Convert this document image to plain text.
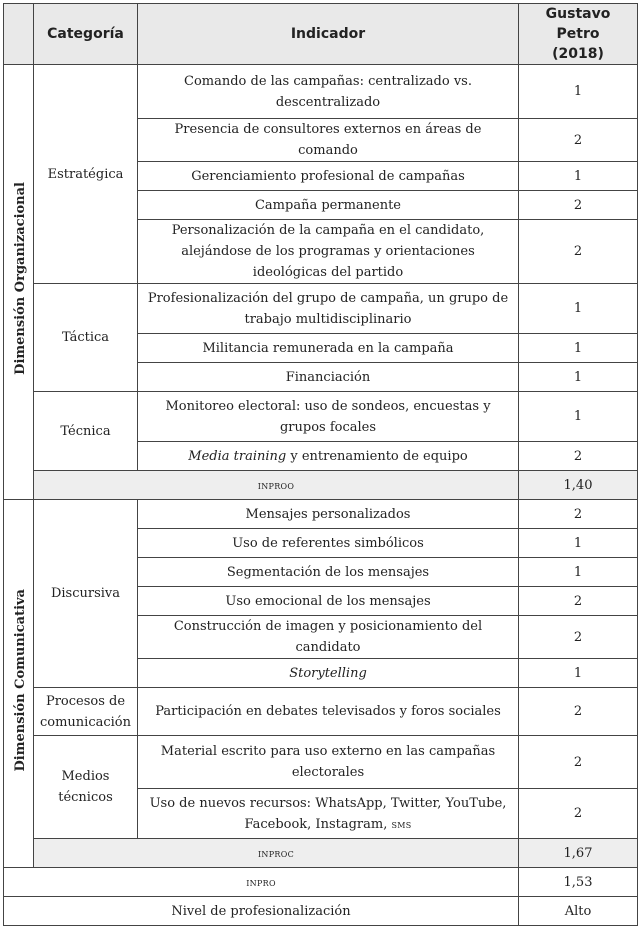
	Categoría	Indicador	Gustavo Petro
(2018)
Dimensión Organizacional	Estratégica	Comando de las campañas: centralizado vs. descentralizado	1
		Presencia de consultores externos en áreas de comando	2
		Gerenciamiento profesional de campañas	1
		Campaña permanente	2
		Personalización de la campaña en el candidato, alejándose de los programas y orientaciones ideológicas del partido	2
	Táctica	Profesionalización del grupo de campaña, un grupo de trabajo multidisciplinario	1
		Militancia remunerada en la campaña	1
		Financiación	1
	Técnica	Monitoreo electoral: uso de sondeos, encuestas y grupos focales	1
		Media training y entrenamiento de equipo	2
	inproo		1,40
Dimensión Comunicativa	Discursiva	Mensajes personalizados	2
		Uso de referentes simbólicos	1
		Segmentación de los mensajes	1
		Uso emocional de los mensajes	2
		Construcción de imagen y posicionamiento del candidato	2
		Storytelling	1
	Procesos de comunicación	Participación en debates televisados y foros sociales	2
	Medios técnicos	Material escrito para uso externo en las campañas electorales	2
		Uso de nuevos recursos: WhatsApp, Twitter, YouTube, Facebook, Instagram, sms	2
	inproc		1,67
inpro			1,53
Nivel de profesionalización			Alto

+++++

> [What you need to do] Using the data above, say how many lines include "Dimensión". No other reply is needed.

> [Completed task] 2